* **Requirement**
Show every line below where "vosku" can be found.

-*-*-

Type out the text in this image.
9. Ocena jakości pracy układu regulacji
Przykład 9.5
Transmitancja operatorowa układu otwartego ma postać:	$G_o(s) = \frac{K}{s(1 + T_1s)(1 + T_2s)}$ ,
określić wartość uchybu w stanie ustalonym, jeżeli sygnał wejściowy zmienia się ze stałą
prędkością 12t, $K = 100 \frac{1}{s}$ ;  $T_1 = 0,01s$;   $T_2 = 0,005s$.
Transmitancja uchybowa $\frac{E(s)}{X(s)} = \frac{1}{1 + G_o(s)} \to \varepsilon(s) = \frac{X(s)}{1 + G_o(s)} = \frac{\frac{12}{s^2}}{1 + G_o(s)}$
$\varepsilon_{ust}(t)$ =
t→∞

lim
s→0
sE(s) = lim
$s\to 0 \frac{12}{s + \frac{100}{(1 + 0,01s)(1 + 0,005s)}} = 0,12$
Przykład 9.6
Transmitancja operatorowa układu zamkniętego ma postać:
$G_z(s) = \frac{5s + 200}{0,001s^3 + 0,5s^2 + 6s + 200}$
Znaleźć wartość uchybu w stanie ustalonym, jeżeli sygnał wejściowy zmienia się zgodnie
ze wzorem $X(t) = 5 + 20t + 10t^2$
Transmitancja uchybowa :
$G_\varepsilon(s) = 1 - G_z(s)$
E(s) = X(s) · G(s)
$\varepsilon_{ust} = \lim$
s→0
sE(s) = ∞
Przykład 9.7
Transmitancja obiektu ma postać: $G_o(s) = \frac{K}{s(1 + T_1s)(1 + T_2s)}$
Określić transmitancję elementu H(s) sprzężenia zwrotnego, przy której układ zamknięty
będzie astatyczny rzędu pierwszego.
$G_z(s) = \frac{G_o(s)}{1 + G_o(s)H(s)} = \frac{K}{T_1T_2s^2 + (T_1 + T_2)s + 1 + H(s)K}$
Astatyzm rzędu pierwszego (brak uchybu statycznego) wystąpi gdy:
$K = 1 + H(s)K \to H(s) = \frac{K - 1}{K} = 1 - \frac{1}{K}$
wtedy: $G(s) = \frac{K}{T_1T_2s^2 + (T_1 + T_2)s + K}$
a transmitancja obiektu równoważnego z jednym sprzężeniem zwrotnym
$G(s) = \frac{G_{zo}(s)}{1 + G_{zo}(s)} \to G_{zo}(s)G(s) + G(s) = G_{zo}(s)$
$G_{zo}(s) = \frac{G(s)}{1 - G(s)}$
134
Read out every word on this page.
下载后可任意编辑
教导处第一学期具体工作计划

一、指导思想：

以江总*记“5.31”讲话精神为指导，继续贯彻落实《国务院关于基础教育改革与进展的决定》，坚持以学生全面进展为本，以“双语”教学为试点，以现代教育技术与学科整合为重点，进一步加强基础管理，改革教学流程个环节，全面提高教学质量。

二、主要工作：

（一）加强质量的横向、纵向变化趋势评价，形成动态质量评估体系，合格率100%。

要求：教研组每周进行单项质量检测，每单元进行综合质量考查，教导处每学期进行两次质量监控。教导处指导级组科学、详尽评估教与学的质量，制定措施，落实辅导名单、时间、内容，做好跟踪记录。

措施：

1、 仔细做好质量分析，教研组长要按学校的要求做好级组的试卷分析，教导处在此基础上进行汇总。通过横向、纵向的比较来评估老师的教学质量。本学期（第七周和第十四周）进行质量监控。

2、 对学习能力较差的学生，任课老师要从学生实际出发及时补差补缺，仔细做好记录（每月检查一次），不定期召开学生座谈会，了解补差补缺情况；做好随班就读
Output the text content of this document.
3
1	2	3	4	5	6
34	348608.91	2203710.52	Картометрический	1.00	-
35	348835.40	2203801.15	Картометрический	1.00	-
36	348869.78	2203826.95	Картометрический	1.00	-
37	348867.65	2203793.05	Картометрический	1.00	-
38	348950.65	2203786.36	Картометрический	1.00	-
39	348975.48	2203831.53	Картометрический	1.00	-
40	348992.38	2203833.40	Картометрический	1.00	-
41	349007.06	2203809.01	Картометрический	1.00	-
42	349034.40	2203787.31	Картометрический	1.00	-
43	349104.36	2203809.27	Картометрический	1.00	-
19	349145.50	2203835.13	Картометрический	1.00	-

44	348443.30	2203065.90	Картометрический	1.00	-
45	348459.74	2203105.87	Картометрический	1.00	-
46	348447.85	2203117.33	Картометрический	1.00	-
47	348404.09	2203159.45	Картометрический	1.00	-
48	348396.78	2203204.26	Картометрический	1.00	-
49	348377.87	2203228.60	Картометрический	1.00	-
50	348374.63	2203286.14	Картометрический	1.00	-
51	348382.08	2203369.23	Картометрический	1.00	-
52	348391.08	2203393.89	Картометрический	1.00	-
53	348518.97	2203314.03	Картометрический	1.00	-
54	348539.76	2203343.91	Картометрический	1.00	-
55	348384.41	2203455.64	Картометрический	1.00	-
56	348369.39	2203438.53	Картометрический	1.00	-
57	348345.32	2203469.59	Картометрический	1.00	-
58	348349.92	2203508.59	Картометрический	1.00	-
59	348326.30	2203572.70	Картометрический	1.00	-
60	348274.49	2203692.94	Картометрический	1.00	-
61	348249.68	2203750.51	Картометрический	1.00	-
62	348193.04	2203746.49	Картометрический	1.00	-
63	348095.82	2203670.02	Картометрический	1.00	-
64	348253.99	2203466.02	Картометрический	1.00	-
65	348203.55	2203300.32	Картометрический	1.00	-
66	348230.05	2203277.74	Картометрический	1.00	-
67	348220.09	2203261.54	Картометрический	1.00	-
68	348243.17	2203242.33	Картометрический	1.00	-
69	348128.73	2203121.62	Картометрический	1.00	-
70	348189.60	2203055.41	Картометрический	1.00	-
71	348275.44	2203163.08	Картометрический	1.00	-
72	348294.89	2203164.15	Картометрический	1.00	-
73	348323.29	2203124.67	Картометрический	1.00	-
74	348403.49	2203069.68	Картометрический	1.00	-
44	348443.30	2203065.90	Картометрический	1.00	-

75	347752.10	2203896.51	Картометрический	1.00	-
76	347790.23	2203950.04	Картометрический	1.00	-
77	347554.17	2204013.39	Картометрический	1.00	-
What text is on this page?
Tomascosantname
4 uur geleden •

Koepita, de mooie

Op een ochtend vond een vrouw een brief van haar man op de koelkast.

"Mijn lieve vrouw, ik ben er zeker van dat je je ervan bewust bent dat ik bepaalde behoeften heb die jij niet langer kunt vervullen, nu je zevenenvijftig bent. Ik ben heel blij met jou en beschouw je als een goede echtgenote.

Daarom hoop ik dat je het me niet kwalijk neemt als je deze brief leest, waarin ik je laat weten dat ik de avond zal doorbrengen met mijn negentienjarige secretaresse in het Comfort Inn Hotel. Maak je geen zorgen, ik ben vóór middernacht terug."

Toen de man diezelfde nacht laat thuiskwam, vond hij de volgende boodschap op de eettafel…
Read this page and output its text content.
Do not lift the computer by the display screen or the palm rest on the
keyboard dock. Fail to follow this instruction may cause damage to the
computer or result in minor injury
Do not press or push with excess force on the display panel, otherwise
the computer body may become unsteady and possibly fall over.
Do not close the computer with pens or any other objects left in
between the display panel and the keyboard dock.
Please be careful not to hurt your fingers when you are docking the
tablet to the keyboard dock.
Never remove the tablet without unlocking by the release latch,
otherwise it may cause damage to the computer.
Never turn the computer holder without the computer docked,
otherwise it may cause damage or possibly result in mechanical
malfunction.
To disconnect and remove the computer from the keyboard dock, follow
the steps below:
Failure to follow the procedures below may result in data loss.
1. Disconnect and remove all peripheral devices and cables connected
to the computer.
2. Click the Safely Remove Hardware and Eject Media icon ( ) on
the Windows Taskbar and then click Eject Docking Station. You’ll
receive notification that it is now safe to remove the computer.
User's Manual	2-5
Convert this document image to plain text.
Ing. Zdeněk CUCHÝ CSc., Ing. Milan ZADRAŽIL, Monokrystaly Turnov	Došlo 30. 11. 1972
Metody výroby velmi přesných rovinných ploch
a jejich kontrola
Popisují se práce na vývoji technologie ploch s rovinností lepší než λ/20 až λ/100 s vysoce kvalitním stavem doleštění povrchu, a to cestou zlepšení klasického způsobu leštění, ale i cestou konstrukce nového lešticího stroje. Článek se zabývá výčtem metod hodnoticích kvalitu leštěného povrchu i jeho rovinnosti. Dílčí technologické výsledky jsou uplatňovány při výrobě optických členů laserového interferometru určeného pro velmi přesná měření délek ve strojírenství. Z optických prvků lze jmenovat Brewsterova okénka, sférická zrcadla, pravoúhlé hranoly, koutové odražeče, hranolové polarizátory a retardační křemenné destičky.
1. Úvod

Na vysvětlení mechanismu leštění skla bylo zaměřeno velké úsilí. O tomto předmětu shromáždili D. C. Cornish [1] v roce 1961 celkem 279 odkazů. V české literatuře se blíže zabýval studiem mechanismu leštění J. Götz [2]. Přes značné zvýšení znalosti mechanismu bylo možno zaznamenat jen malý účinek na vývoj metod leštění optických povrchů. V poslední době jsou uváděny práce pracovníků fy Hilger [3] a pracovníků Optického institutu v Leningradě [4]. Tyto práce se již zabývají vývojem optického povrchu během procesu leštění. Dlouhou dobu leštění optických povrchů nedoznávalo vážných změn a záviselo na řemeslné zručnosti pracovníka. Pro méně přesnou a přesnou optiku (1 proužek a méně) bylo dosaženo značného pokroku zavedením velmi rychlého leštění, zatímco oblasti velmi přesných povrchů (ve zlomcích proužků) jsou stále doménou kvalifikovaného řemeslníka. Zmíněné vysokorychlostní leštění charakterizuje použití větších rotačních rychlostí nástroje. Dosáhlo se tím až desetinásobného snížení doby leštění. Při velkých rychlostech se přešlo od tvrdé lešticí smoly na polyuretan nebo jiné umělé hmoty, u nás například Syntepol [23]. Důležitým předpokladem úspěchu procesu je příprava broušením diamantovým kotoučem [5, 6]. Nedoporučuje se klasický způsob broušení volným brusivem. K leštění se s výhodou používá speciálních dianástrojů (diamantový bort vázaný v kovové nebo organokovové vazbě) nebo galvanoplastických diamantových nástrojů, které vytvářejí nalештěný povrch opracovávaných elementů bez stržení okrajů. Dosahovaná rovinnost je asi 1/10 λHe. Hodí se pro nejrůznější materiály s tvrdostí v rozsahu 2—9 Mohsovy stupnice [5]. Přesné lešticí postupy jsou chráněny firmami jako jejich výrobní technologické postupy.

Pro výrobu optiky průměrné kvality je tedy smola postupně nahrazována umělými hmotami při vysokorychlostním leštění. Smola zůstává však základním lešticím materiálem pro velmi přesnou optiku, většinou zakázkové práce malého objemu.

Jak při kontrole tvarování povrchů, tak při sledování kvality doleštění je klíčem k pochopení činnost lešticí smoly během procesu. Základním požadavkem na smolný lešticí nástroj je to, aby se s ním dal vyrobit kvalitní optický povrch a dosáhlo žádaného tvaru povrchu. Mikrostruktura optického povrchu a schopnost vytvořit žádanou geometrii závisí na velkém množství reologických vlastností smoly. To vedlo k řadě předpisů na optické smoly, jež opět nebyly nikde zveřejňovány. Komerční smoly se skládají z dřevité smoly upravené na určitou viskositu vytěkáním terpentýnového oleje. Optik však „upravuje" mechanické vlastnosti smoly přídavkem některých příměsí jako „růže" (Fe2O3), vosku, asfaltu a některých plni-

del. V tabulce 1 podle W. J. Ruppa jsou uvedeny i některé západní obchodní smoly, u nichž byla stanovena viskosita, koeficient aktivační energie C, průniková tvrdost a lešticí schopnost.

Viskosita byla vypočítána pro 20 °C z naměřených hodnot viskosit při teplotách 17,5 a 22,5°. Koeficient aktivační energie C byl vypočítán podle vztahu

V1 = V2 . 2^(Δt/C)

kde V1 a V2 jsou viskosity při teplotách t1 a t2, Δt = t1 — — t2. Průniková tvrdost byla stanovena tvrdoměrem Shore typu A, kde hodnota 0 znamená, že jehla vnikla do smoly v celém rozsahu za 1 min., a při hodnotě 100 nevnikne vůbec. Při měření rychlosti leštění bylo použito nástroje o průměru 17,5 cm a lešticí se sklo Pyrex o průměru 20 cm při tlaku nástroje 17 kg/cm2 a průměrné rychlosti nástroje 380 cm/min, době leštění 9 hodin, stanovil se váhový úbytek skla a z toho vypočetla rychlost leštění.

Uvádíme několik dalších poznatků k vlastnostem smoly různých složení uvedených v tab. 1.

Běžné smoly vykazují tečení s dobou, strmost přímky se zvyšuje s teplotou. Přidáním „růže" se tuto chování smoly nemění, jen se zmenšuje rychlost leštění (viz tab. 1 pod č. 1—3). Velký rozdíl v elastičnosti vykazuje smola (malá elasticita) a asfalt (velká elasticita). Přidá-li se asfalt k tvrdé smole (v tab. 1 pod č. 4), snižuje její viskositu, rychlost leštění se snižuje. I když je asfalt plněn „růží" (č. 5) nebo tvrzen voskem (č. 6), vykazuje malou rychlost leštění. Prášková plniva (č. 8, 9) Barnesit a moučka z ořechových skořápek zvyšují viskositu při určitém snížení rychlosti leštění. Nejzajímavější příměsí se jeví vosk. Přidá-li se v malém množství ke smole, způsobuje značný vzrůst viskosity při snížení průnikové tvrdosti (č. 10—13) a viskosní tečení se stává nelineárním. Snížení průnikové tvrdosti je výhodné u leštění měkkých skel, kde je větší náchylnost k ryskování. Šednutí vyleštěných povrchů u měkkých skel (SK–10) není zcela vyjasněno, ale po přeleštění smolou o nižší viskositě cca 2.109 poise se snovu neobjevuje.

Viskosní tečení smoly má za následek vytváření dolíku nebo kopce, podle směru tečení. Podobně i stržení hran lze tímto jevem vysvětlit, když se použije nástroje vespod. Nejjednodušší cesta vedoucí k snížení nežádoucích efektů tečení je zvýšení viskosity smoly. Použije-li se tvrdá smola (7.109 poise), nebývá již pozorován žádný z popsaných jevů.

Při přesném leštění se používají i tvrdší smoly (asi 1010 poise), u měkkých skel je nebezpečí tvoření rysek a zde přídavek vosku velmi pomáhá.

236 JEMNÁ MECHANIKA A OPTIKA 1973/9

-*-*-

* **Response below**
Jak při kontrole tvarování povrchů, tak při sledování kvality doleštění je klíčem k pochopení činnost lešticí smoly během procesu. Základním požadavkem na smolný lešticí nástroj je to, aby se s ním dal vyrobit kvalitní optický povrch a dosáhlo žádaného tvaru povrchu. Mikrostruktura optického povrchu a schopnost vytvořit žádanou geometrii závisí na velkém množství reologických vlastností smoly. To vedlo k řadě předpisů na optické smoly, jež opět nebyly nikde zveřejňovány. Komerční smoly se skládají z dřevité smoly upravené na určitou viskositu vytěkáním terpentýnového oleje. Optik však „upravuje" mechanické vlastnosti smoly přídavkem některých příměsí jako „růže" (Fe2O3), vosku, asfaltu a některých plni-
Při přesném leštění se používají i tvrdší smoly (asi 1010 poise), u měkkých skel je nebezpečí tvoření rysek a zde přídavek vosku velmi pomáhá.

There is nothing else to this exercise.